» **Request**
In the records below, find each line containing the word "this" and copy it.

— START —

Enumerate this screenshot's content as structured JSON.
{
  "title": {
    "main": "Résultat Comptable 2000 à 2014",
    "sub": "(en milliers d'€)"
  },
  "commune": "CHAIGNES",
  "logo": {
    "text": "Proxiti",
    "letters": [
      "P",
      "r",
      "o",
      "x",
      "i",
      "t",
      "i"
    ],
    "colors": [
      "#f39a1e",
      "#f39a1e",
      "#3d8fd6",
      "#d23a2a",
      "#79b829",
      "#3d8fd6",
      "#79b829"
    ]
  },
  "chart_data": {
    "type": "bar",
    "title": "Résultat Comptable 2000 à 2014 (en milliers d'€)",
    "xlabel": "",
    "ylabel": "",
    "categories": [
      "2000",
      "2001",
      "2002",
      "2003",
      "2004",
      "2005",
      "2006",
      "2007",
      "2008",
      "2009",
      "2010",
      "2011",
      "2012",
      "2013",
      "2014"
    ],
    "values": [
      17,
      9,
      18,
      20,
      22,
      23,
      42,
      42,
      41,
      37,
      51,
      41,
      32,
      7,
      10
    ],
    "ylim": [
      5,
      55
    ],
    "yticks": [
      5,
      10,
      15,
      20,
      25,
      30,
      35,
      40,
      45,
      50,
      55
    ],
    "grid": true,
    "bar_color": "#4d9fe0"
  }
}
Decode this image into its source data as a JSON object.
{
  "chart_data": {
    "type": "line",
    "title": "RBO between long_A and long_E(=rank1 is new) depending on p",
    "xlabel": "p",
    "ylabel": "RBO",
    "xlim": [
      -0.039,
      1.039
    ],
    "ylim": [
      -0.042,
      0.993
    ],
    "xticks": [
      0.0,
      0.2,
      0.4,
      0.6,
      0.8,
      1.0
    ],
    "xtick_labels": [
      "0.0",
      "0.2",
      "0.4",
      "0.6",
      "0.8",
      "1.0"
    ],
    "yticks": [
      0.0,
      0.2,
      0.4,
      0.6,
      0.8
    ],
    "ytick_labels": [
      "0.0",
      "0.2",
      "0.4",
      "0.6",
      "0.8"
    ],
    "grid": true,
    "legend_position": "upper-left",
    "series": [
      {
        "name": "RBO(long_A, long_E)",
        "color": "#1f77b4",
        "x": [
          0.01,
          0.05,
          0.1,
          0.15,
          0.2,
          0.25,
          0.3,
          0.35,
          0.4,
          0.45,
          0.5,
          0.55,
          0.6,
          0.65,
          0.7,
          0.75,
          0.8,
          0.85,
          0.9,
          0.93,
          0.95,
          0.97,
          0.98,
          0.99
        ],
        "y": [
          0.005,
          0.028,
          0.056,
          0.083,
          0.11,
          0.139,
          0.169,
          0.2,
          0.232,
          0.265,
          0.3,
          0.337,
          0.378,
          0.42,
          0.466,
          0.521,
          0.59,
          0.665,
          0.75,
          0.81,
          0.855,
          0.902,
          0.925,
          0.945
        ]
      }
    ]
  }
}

— END —

» **Result below**
Enumerate this screenshot's content as structured JSON.
Decode this image into its source data as a JSON object.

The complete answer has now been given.